Each record that follows should be repeated exactly, minus any images.

[Stored data]

::::

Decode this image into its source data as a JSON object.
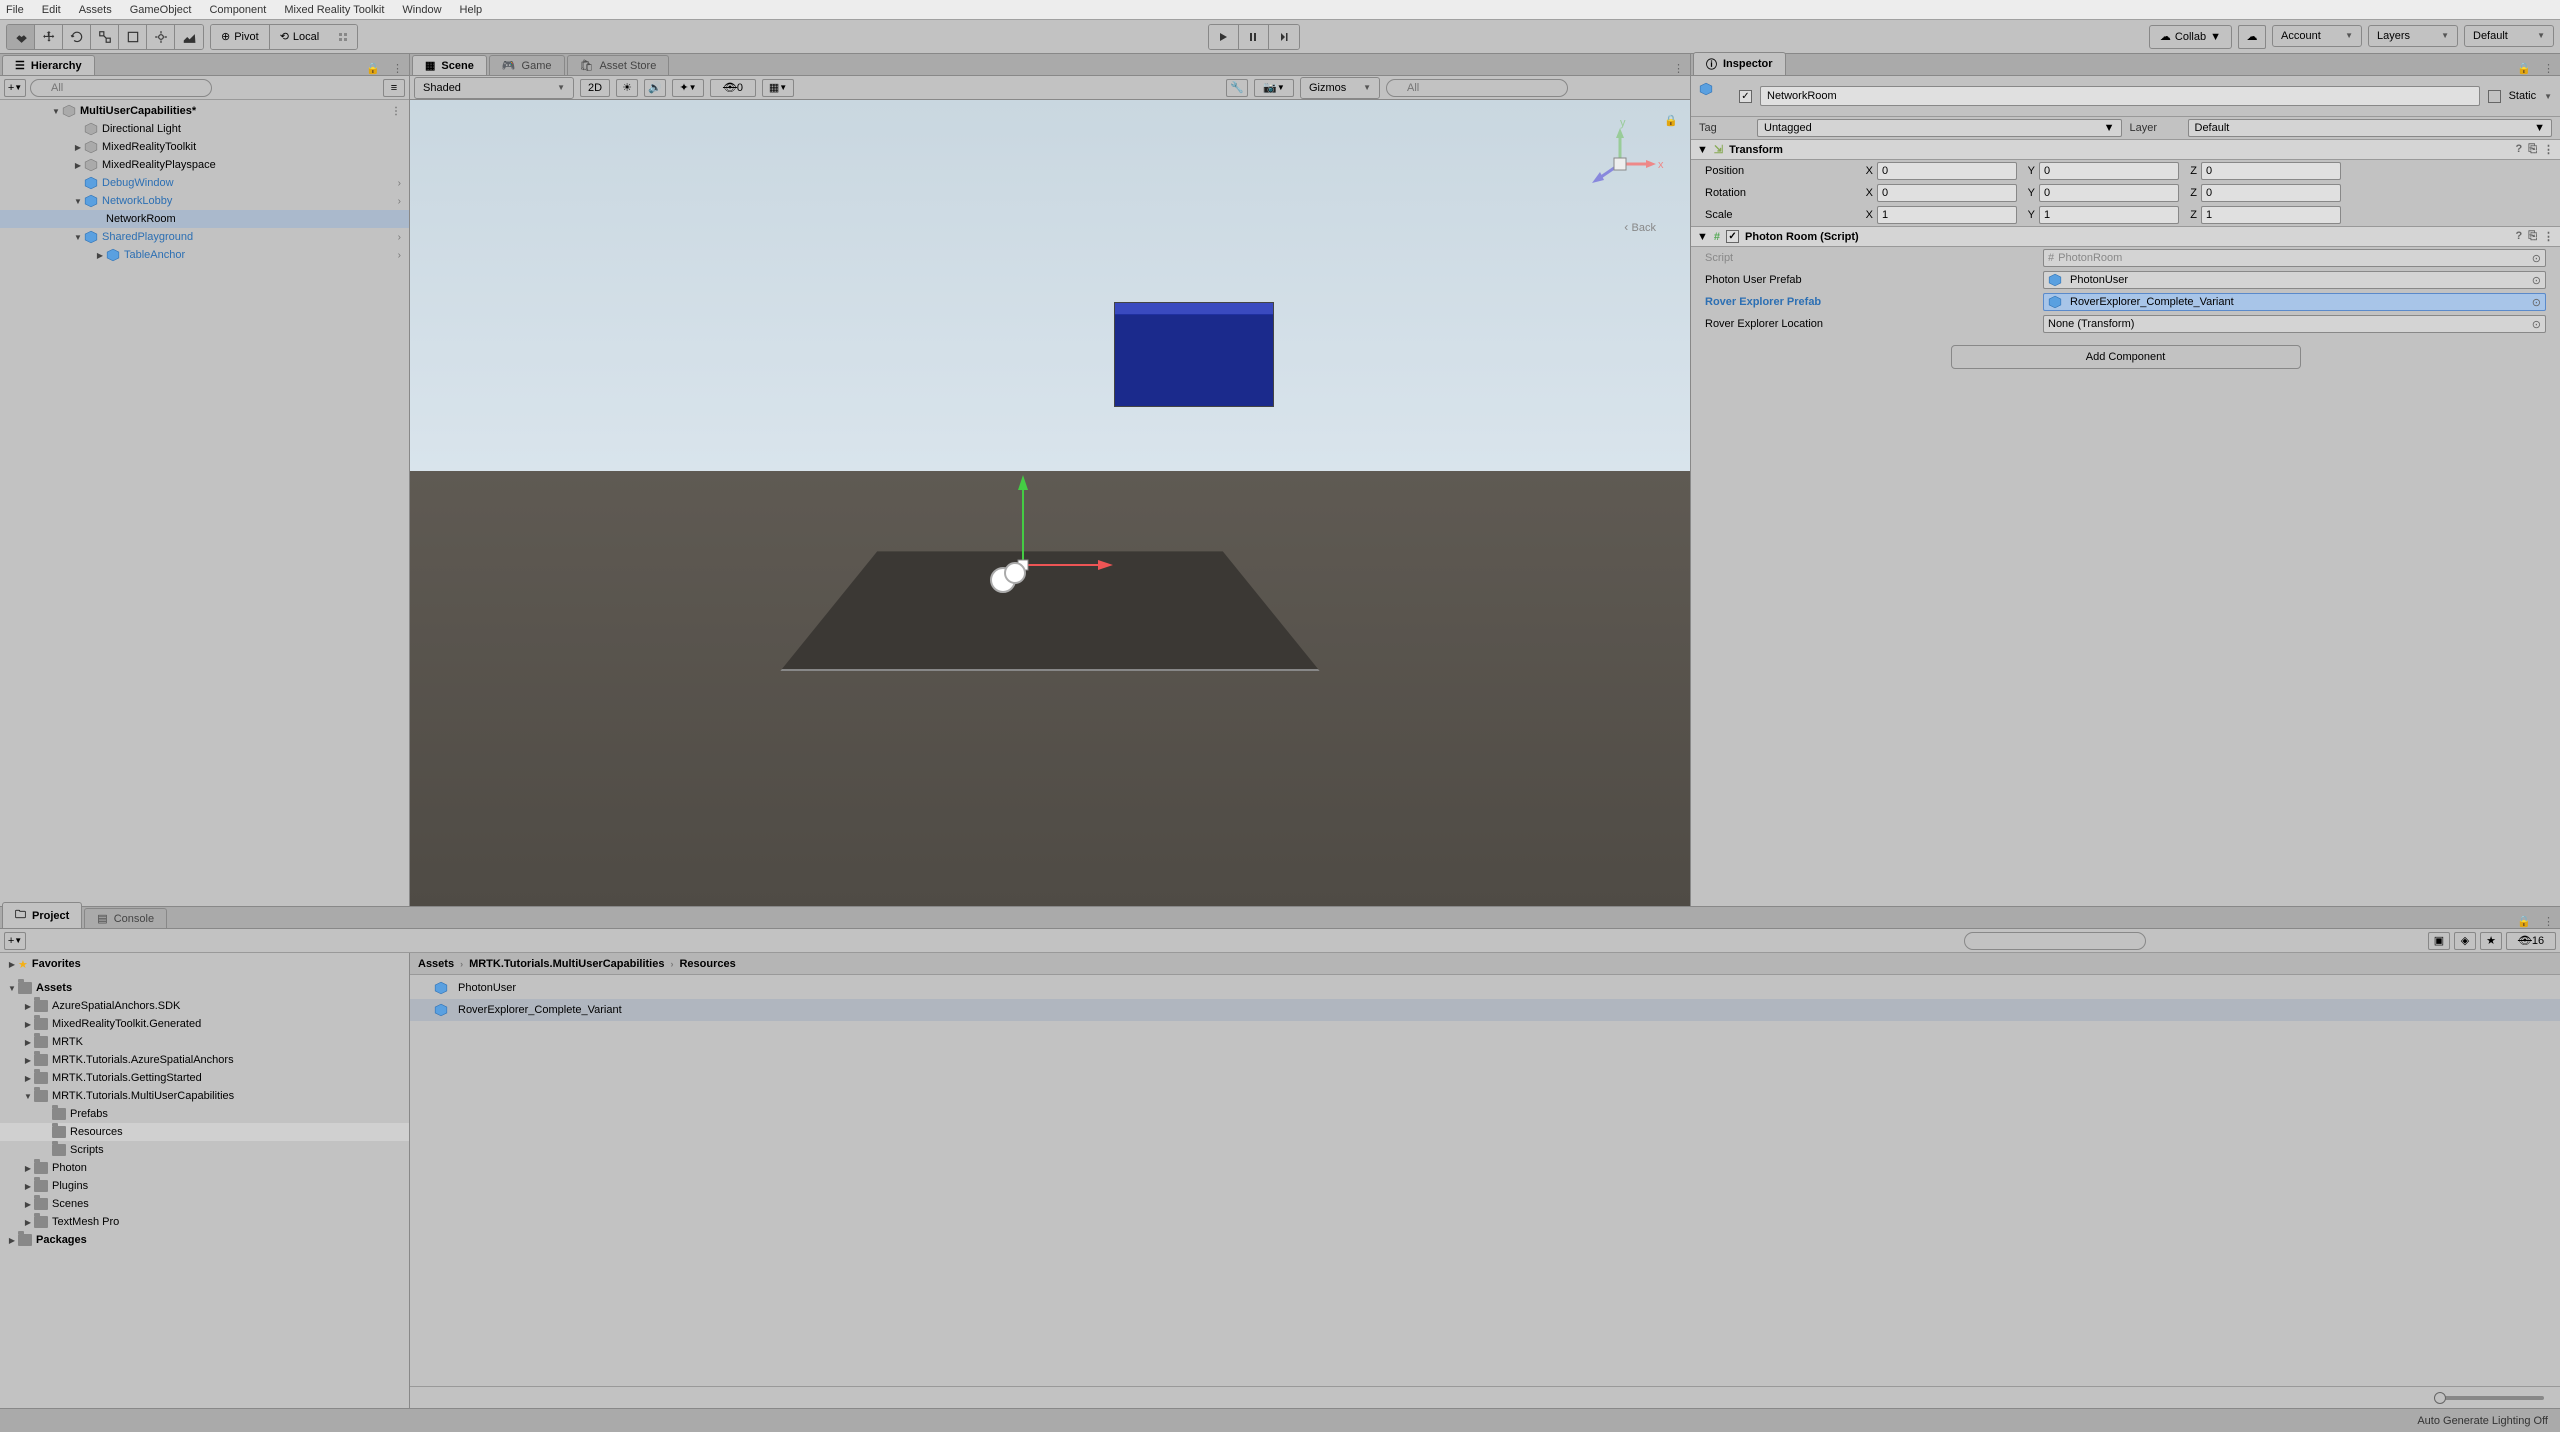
{
  "menu": [
    "File",
    "Edit",
    "Assets",
    "GameObject",
    "Component",
    "Mixed Reality Toolkit",
    "Window",
    "Help"
  ],
  "toolbar": {
    "pivot": "Pivot",
    "local": "Local",
    "collab": "Collab",
    "account": "Account",
    "layers": "Layers",
    "layout": "Default"
  },
  "hierarchy": {
    "title": "Hierarchy",
    "search_ph": "All",
    "scene": "MultiUserCapabilities*",
    "items": [
      {
        "name": "Directional Light",
        "depth": 2,
        "cube": "gray"
      },
      {
        "name": "MixedRealityToolkit",
        "depth": 2,
        "cube": "gray",
        "hasChildren": true
      },
      {
        "name": "MixedRealityPlayspace",
        "depth": 2,
        "cube": "gray",
        "hasChildren": true
      },
      {
        "name": "DebugWindow",
        "depth": 2,
        "cube": "blue",
        "blueText": true,
        "rchev": true
      },
      {
        "name": "NetworkLobby",
        "depth": 2,
        "cube": "blue",
        "blueText": true,
        "rchev": true,
        "expanded": true
      },
      {
        "name": "NetworkRoom",
        "depth": 3,
        "selected": true
      },
      {
        "name": "SharedPlayground",
        "depth": 2,
        "cube": "blue",
        "blueText": true,
        "rchev": true,
        "expanded": true
      },
      {
        "name": "TableAnchor",
        "depth": 3,
        "cube": "blue",
        "blueText": true,
        "rchev": true,
        "hasChildren": true
      }
    ]
  },
  "scene_tabs": {
    "scene": "Scene",
    "game": "Game",
    "assetstore": "Asset Store"
  },
  "scene_toolbar": {
    "shading": "Shaded",
    "mode2d": "2D",
    "count": "0",
    "gizmos": "Gizmos",
    "all": "All",
    "back": "Back"
  },
  "inspector": {
    "title": "Inspector",
    "name": "NetworkRoom",
    "static": "Static",
    "tag_label": "Tag",
    "tag": "Untagged",
    "layer_label": "Layer",
    "layer": "Default",
    "transform": {
      "title": "Transform",
      "position": {
        "label": "Position",
        "x": "0",
        "y": "0",
        "z": "0"
      },
      "rotation": {
        "label": "Rotation",
        "x": "0",
        "y": "0",
        "z": "0"
      },
      "scale": {
        "label": "Scale",
        "x": "1",
        "y": "1",
        "z": "1"
      }
    },
    "script_comp": {
      "title": "Photon Room (Script)",
      "props": [
        {
          "label": "Script",
          "value": "PhotonRoom",
          "valIcon": "script"
        },
        {
          "label": "Photon User Prefab",
          "value": "PhotonUser",
          "valIcon": "prefab"
        },
        {
          "label": "Rover Explorer Prefab",
          "value": "RoverExplorer_Complete_Variant",
          "valIcon": "prefab",
          "highlight": true,
          "blueLabel": true
        },
        {
          "label": "Rover Explorer Location",
          "value": "None (Transform)"
        }
      ]
    },
    "add": "Add Component"
  },
  "project": {
    "tabs": {
      "project": "Project",
      "console": "Console"
    },
    "count": "16",
    "favorites": "Favorites",
    "assets": "Assets",
    "folders": [
      {
        "name": "AzureSpatialAnchors.SDK",
        "d": 2
      },
      {
        "name": "MixedRealityToolkit.Generated",
        "d": 2
      },
      {
        "name": "MRTK",
        "d": 2
      },
      {
        "name": "MRTK.Tutorials.AzureSpatialAnchors",
        "d": 2
      },
      {
        "name": "MRTK.Tutorials.GettingStarted",
        "d": 2
      },
      {
        "name": "MRTK.Tutorials.MultiUserCapabilities",
        "d": 2,
        "exp": true
      },
      {
        "name": "Prefabs",
        "d": 3
      },
      {
        "name": "Resources",
        "d": 3,
        "sel": true
      },
      {
        "name": "Scripts",
        "d": 3
      },
      {
        "name": "Photon",
        "d": 2
      },
      {
        "name": "Plugins",
        "d": 2
      },
      {
        "name": "Scenes",
        "d": 2
      },
      {
        "name": "TextMesh Pro",
        "d": 2
      }
    ],
    "packages": "Packages",
    "breadcrumb": [
      "Assets",
      "MRTK.Tutorials.MultiUserCapabilities",
      "Resources"
    ],
    "assets_list": [
      {
        "name": "PhotonUser"
      },
      {
        "name": "RoverExplorer_Complete_Variant",
        "sel": true
      }
    ]
  },
  "status": "Auto Generate Lighting Off"
}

::::

# Written response:
Decode this image into its source data as a JSON object.
{
  "menu": [
    "File",
    "Edit",
    "Assets",
    "GameObject",
    "Component",
    "Mixed Reality Toolkit",
    "Window",
    "Help"
  ],
  "toolbar": {
    "pivot": "Pivot",
    "local": "Local",
    "collab": "Collab",
    "account": "Account",
    "layers": "Layers",
    "layout": "Default"
  },
  "hierarchy": {
    "title": "Hierarchy",
    "search_ph": "All",
    "scene": "MultiUserCapabilities*",
    "items": [
      {
        "name": "Directional Light",
        "depth": 2,
        "cube": "gray"
      },
      {
        "name": "MixedRealityToolkit",
        "depth": 2,
        "cube": "gray",
        "hasChildren": true
      },
      {
        "name": "MixedRealityPlayspace",
        "depth": 2,
        "cube": "gray",
        "hasChildren": true
      },
      {
        "name": "DebugWindow",
        "depth": 2,
        "cube": "blue",
        "blueText": true,
        "rchev": true
      },
      {
        "name": "NetworkLobby",
        "depth": 2,
        "cube": "blue",
        "blueText": true,
        "rchev": true,
        "expanded": true
      },
      {
        "name": "NetworkRoom",
        "depth": 3,
        "selected": true
      },
      {
        "name": "SharedPlayground",
        "depth": 2,
        "cube": "blue",
        "blueText": true,
        "rchev": true,
        "expanded": true
      },
      {
        "name": "TableAnchor",
        "depth": 3,
        "cube": "blue",
        "blueText": true,
        "rchev": true,
        "hasChildren": true
      }
    ]
  },
  "scene_tabs": {
    "scene": "Scene",
    "game": "Game",
    "assetstore": "Asset Store"
  },
  "scene_toolbar": {
    "shading": "Shaded",
    "mode2d": "2D",
    "count": "0",
    "gizmos": "Gizmos",
    "all": "All",
    "back": "Back"
  },
  "inspector": {
    "title": "Inspector",
    "name": "NetworkRoom",
    "static": "Static",
    "tag_label": "Tag",
    "tag": "Untagged",
    "layer_label": "Layer",
    "layer": "Default",
    "transform": {
      "title": "Transform",
      "position": {
        "label": "Position",
        "x": "0",
        "y": "0",
        "z": "0"
      },
      "rotation": {
        "label": "Rotation",
        "x": "0",
        "y": "0",
        "z": "0"
      },
      "scale": {
        "label": "Scale",
        "x": "1",
        "y": "1",
        "z": "1"
      }
    },
    "script_comp": {
      "title": "Photon Room (Script)",
      "props": [
        {
          "label": "Script",
          "value": "PhotonRoom",
          "valIcon": "script"
        },
        {
          "label": "Photon User Prefab",
          "value": "PhotonUser",
          "valIcon": "prefab"
        },
        {
          "label": "Rover Explorer Prefab",
          "value": "RoverExplorer_Complete_Variant",
          "valIcon": "prefab",
          "highlight": true,
          "blueLabel": true
        },
        {
          "label": "Rover Explorer Location",
          "value": "None (Transform)"
        }
      ]
    },
    "add": "Add Component"
  },
  "project": {
    "tabs": {
      "project": "Project",
      "console": "Console"
    },
    "count": "16",
    "favorites": "Favorites",
    "assets": "Assets",
    "folders": [
      {
        "name": "AzureSpatialAnchors.SDK",
        "d": 2
      },
      {
        "name": "MixedRealityToolkit.Generated",
        "d": 2
      },
      {
        "name": "MRTK",
        "d": 2
      },
      {
        "name": "MRTK.Tutorials.AzureSpatialAnchors",
        "d": 2
      },
      {
        "name": "MRTK.Tutorials.GettingStarted",
        "d": 2
      },
      {
        "name": "MRTK.Tutorials.MultiUserCapabilities",
        "d": 2,
        "exp": true
      },
      {
        "name": "Prefabs",
        "d": 3
      },
      {
        "name": "Resources",
        "d": 3,
        "sel": true
      },
      {
        "name": "Scripts",
        "d": 3
      },
      {
        "name": "Photon",
        "d": 2
      },
      {
        "name": "Plugins",
        "d": 2
      },
      {
        "name": "Scenes",
        "d": 2
      },
      {
        "name": "TextMesh Pro",
        "d": 2
      }
    ],
    "packages": "Packages",
    "breadcrumb": [
      "Assets",
      "MRTK.Tutorials.MultiUserCapabilities",
      "Resources"
    ],
    "assets_list": [
      {
        "name": "PhotonUser"
      },
      {
        "name": "RoverExplorer_Complete_Variant",
        "sel": true
      }
    ]
  },
  "status": "Auto Generate Lighting Off"
}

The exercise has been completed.